# [Task brief]
Work out how many lines of the data hold the string "Pastiglie", and reply with that number alone.

# [Input data]
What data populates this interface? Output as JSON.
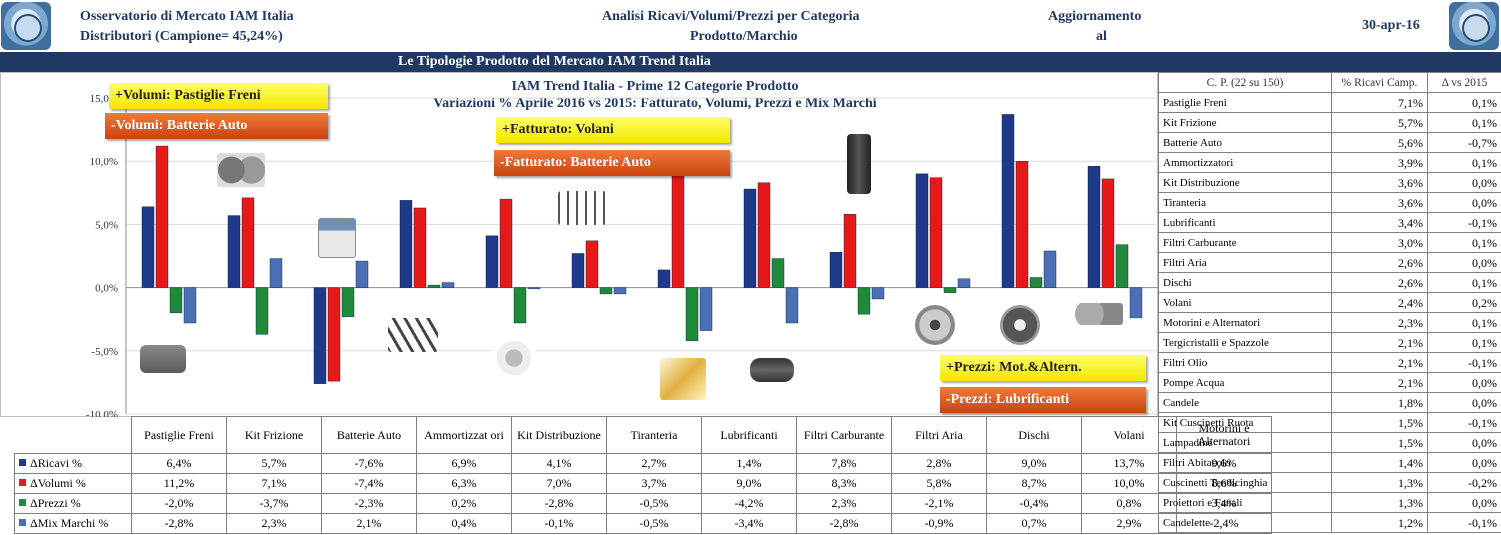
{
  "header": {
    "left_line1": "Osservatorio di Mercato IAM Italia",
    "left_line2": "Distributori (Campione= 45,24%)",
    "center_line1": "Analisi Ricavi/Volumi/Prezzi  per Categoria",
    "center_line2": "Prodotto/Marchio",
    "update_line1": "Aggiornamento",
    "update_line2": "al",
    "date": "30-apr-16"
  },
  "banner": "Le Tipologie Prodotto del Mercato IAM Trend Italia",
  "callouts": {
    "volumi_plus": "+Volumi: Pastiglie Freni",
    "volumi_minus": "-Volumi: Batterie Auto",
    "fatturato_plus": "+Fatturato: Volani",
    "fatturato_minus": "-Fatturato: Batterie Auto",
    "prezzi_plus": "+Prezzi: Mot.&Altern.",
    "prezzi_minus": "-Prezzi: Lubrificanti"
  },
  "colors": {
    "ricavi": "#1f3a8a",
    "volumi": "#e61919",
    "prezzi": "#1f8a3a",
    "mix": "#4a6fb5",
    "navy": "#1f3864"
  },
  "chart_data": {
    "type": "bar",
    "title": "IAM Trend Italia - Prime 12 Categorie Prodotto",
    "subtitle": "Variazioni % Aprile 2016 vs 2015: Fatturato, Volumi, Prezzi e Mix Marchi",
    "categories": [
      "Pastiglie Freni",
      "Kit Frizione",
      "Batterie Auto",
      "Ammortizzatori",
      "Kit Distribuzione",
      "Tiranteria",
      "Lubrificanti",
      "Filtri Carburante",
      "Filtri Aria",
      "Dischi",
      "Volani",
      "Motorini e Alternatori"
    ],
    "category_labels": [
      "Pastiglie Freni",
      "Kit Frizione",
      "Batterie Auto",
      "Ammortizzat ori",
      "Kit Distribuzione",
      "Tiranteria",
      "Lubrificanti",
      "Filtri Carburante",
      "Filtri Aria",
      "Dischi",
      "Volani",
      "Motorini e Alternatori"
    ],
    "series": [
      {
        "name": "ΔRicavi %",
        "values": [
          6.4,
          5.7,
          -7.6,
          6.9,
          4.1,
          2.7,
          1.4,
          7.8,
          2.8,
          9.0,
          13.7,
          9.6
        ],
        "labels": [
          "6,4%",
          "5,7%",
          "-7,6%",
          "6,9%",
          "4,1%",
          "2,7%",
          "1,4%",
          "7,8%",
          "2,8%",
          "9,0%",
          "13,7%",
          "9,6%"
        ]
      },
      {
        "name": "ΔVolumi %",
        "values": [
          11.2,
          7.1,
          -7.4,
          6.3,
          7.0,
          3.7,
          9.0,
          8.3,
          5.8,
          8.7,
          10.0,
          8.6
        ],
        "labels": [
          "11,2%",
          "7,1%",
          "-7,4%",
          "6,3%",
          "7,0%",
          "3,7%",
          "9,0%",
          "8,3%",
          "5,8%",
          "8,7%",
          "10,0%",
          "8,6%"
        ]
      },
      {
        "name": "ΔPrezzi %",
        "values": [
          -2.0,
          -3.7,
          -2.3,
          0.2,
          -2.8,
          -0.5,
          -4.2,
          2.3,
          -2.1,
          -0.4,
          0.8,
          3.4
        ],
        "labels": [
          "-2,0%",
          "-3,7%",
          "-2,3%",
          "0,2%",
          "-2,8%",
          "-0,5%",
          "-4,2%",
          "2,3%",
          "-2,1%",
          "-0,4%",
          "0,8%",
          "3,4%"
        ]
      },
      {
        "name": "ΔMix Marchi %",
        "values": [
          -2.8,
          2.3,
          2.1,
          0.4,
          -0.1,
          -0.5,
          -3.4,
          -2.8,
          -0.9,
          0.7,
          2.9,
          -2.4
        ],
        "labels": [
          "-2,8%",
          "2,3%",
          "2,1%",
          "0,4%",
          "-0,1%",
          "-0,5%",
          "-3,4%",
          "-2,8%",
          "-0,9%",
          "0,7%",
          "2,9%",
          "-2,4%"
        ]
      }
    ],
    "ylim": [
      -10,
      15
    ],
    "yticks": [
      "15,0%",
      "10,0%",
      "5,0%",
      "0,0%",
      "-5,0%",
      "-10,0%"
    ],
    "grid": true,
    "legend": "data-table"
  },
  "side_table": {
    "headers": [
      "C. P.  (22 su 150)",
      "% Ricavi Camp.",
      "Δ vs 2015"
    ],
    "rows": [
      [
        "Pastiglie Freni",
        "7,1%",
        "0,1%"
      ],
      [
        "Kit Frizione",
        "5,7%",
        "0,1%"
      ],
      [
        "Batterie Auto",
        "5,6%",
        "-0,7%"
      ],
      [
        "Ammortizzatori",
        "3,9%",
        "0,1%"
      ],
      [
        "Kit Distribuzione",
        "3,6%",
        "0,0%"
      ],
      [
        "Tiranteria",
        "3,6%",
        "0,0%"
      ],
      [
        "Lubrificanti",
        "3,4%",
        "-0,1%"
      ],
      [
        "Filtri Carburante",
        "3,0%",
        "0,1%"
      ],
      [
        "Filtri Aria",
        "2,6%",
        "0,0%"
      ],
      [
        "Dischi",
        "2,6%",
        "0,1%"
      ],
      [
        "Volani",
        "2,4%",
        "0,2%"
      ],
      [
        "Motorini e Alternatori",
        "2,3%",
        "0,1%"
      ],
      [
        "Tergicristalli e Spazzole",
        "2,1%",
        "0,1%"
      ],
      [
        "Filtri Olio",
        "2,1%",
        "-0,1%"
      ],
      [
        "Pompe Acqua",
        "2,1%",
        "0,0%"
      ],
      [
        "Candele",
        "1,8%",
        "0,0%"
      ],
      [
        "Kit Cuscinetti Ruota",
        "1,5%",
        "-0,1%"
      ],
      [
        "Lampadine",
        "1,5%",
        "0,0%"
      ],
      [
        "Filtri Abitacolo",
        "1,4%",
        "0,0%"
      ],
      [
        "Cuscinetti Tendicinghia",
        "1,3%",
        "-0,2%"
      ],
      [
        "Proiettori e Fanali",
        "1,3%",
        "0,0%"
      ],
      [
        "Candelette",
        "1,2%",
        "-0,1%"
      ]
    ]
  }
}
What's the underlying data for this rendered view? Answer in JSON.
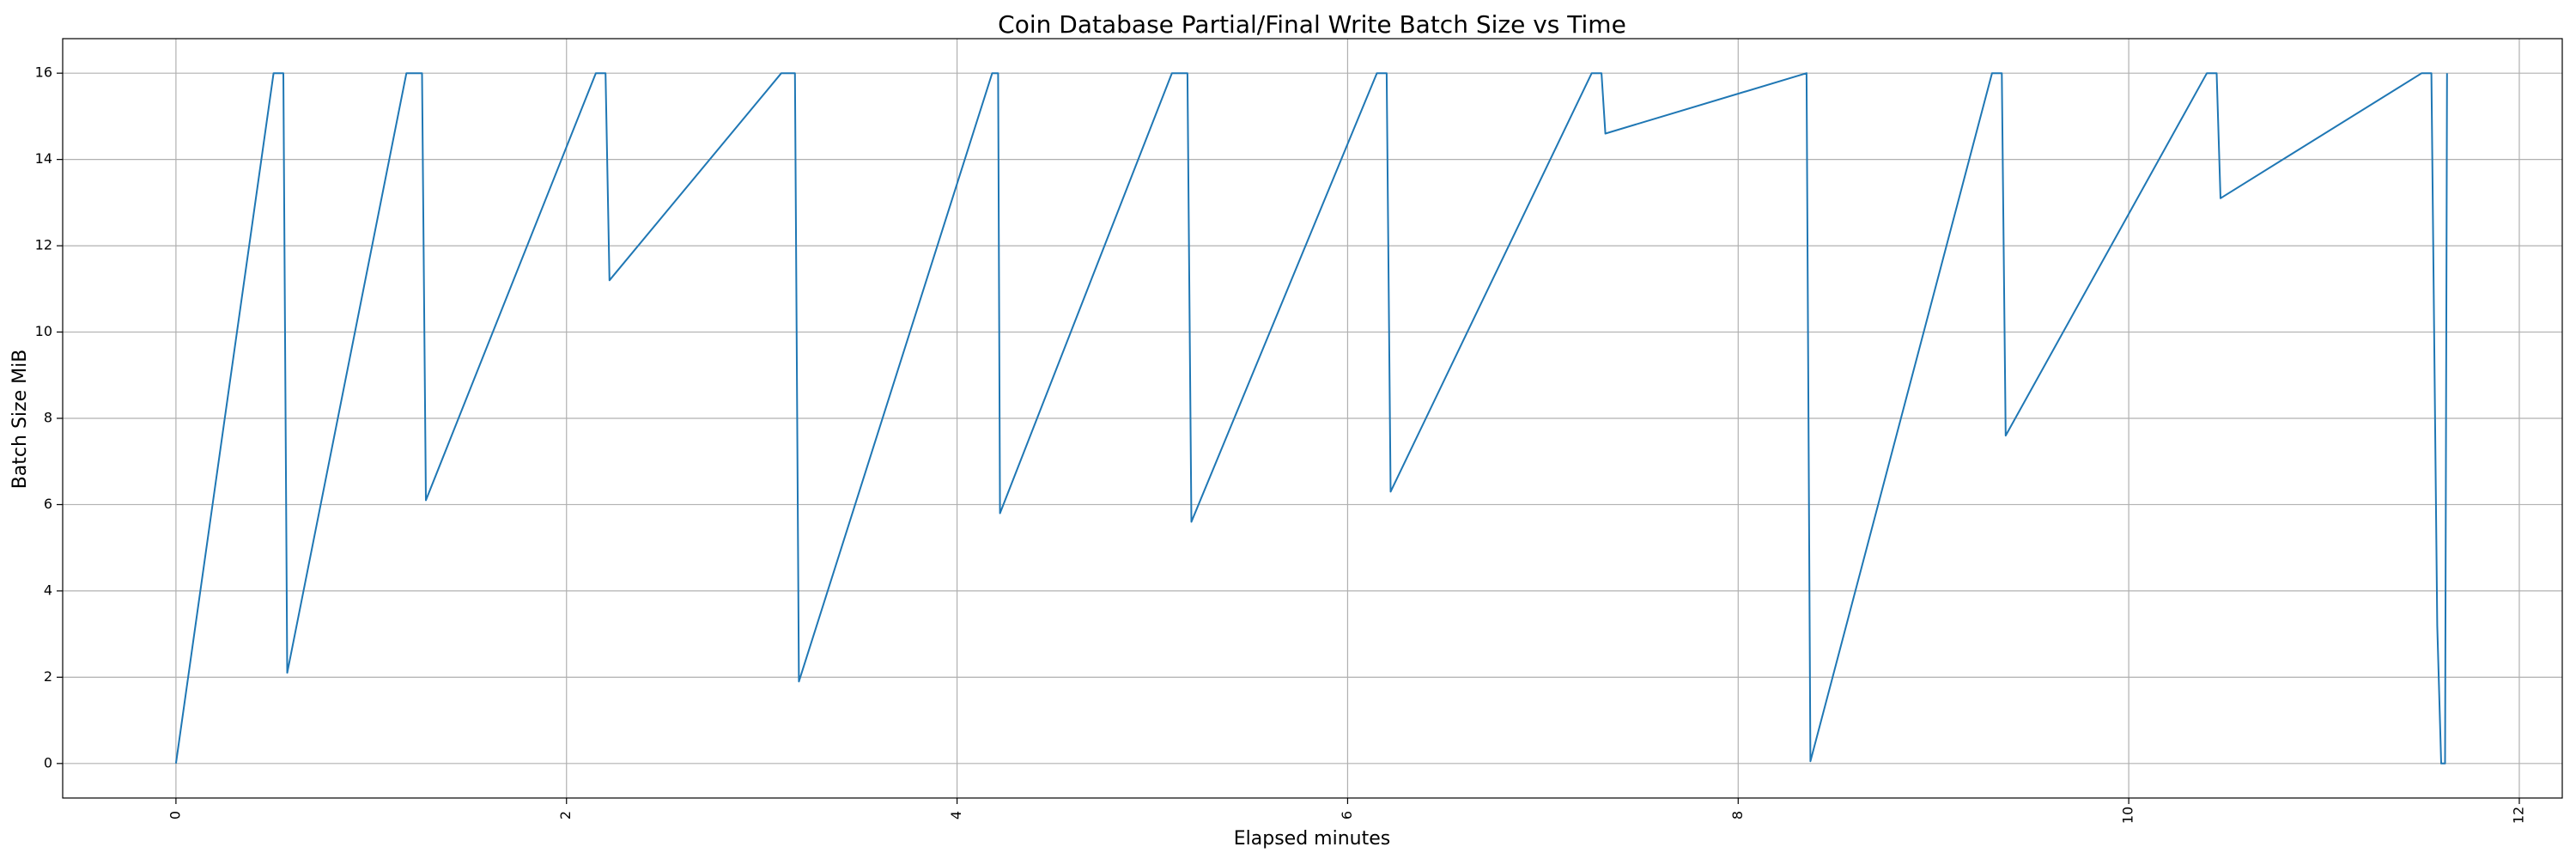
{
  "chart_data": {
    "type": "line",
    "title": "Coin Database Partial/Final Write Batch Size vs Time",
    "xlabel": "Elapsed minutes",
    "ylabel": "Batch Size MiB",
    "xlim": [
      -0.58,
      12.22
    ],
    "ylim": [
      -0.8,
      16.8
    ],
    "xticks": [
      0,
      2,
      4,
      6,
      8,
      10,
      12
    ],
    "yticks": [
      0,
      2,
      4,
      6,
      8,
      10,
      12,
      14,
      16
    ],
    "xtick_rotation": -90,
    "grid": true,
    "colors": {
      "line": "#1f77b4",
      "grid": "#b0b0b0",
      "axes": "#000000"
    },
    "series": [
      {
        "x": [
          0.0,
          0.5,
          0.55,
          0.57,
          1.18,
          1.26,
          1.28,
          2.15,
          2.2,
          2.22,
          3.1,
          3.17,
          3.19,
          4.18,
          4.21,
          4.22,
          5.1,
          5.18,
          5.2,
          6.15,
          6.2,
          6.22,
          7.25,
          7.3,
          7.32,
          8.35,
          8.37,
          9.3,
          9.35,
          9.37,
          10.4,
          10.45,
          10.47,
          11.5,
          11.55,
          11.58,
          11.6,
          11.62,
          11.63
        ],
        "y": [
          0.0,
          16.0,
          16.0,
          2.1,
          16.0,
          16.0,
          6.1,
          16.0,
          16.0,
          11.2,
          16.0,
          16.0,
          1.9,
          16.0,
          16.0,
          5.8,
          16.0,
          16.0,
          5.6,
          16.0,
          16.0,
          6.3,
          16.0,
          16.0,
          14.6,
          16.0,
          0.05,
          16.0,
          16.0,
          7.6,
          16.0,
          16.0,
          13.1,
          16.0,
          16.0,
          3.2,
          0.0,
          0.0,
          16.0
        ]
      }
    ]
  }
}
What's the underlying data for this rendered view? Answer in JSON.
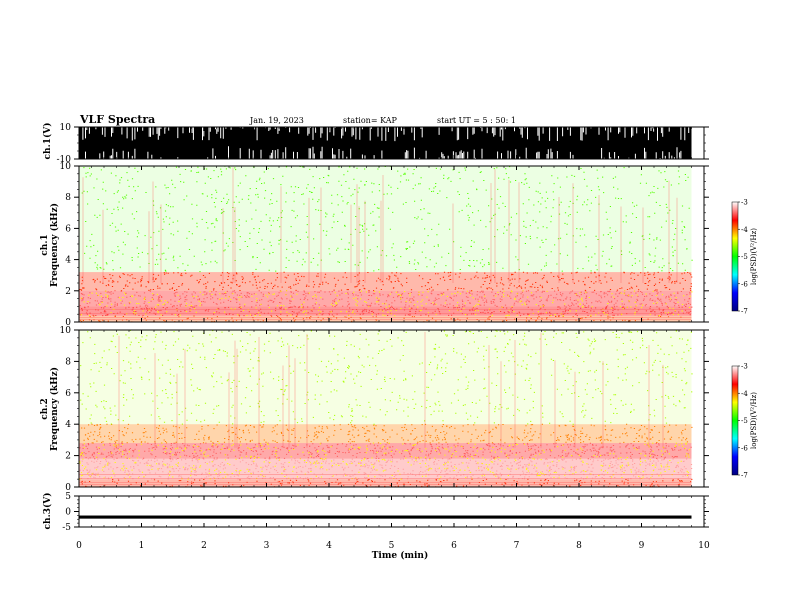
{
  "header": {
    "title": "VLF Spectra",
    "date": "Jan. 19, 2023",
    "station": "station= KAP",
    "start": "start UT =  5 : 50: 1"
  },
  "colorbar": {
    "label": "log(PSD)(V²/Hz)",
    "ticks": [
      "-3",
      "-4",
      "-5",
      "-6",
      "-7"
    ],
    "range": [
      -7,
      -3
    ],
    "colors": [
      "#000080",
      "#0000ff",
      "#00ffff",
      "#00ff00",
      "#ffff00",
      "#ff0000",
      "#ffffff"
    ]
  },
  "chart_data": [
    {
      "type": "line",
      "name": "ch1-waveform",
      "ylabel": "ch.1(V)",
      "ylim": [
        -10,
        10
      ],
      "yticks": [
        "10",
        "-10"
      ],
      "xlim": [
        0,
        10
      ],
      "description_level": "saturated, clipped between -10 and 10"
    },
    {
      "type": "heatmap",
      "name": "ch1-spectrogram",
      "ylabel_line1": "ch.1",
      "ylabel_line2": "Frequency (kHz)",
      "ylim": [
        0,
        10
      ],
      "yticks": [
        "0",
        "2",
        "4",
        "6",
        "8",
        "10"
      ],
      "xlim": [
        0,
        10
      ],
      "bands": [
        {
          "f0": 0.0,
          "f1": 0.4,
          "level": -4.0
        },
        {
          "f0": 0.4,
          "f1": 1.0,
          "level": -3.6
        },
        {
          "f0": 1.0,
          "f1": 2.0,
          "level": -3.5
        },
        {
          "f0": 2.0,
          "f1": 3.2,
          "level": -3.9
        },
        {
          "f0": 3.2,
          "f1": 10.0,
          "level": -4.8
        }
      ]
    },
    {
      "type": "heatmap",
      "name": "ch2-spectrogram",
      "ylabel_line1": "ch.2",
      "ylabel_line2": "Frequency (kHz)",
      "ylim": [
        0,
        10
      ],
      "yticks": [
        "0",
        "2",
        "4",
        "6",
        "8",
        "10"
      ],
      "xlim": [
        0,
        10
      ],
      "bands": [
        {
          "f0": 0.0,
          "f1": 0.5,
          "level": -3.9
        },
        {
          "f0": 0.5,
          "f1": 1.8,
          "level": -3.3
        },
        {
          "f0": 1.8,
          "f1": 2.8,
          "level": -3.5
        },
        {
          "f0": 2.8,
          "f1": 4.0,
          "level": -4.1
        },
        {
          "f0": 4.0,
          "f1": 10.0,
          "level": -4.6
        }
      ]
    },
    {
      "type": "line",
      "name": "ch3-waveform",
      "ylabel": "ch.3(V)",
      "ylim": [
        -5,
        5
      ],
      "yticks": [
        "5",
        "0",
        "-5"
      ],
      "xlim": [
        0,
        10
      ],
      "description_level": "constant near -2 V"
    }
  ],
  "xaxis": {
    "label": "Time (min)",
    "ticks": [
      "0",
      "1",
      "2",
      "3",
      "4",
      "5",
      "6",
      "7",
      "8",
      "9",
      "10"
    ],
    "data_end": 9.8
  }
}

# [Answer in full]
4